WORK TO BE COMPLETED ▸ What is the number of lines in the data holding the word "Распределение"? Give that number by itself.

Saved entries:

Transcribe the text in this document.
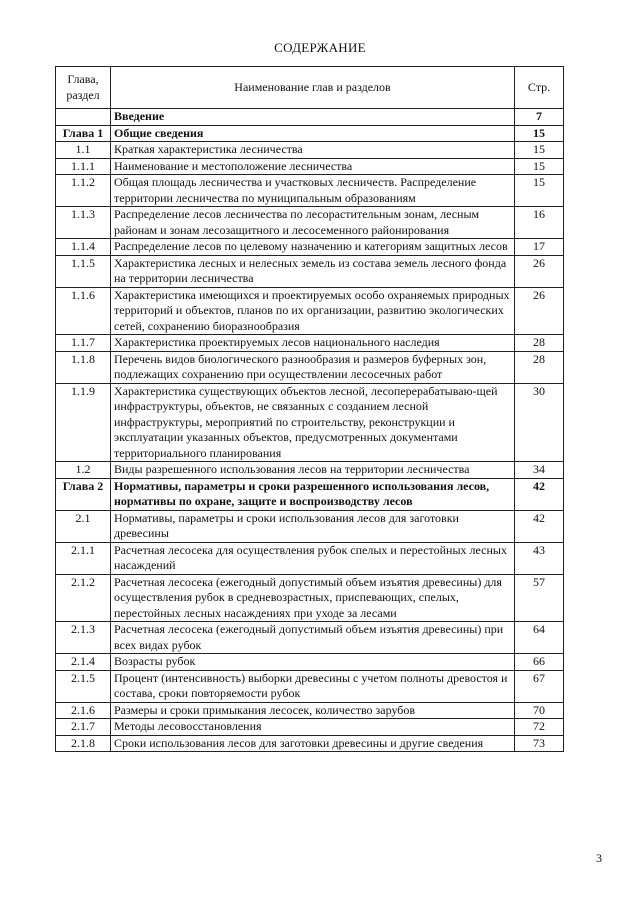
СОДЕРЖАНИЕ
Глава, раздел	Наименование глав и разделов	Стр.
	Введение	7
Глава 1	Общие сведения	15
1.1	Краткая характеристика лесничества	15
1.1.1	Наименование и местоположение лесничества	15
1.1.2	Общая площадь лесничества и участковых лесничеств. Распределение территории лесничества по муниципальным образованиям	15
1.1.3	Распределение лесов лесничества по лесорастительным зонам, лесным районам и зонам лесозащитного и лесосеменного районирования	16
1.1.4	Распределение лесов по целевому назначению и категориям защитных лесов	17
1.1.5	Характеристика лесных и нелесных земель из состава земель лесного фонда на территории лесничества	26
1.1.6	Характеристика имеющихся и проектируемых особо охраняемых природных территорий и объектов, планов по их организации, развитию экологических сетей, сохранению биоразнообразия	26
1.1.7	Характеристика проектируемых лесов национального наследия	28
1.1.8	Перечень видов биологического разнообразия и размеров буферных зон, подлежащих сохранению при осуществлении лесосечных работ	28
1.1.9	Характеристика существующих объектов лесной, лесоперерабатываю-щей инфраструктуры, объектов, не связанных с созданием лесной инфраструктуры, мероприятий по строительству, реконструкции и эксплуатации указанных объектов, предусмотренных документами территориального планирования	30
1.2	Виды разрешенного использования лесов на территории лесничества	34
Глава 2	Нормативы, параметры и сроки разрешенного использования лесов, нормативы по охране, защите и воспроизводству лесов	42
2.1	Нормативы, параметры и сроки использования лесов для заготовки древесины	42
2.1.1	Расчетная лесосека для осуществления рубок спелых и перестойных лесных насаждений	43
2.1.2	Расчетная лесосека (ежегодный допустимый объем изъятия древесины) для осуществления рубок в средневозрастных, приспевающих, спелых, перестойных лесных насаждениях при уходе за лесами	57
2.1.3	Расчетная лесосека (ежегодный допустимый объем изъятия древесины) при всех видах рубок	64
2.1.4	Возрасты рубок	66
2.1.5	Процент (интенсивность) выборки древесины с учетом полноты древостоя и состава, сроки повторяемости рубок	67
2.1.6	Размеры и сроки примыкания лесосек, количество зарубов	70
2.1.7	Методы лесовосстановления	72
2.1.8	Сроки использования лесов для заготовки древесины и другие сведения	73
3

ANSWER FOR THE TASK ▸ 3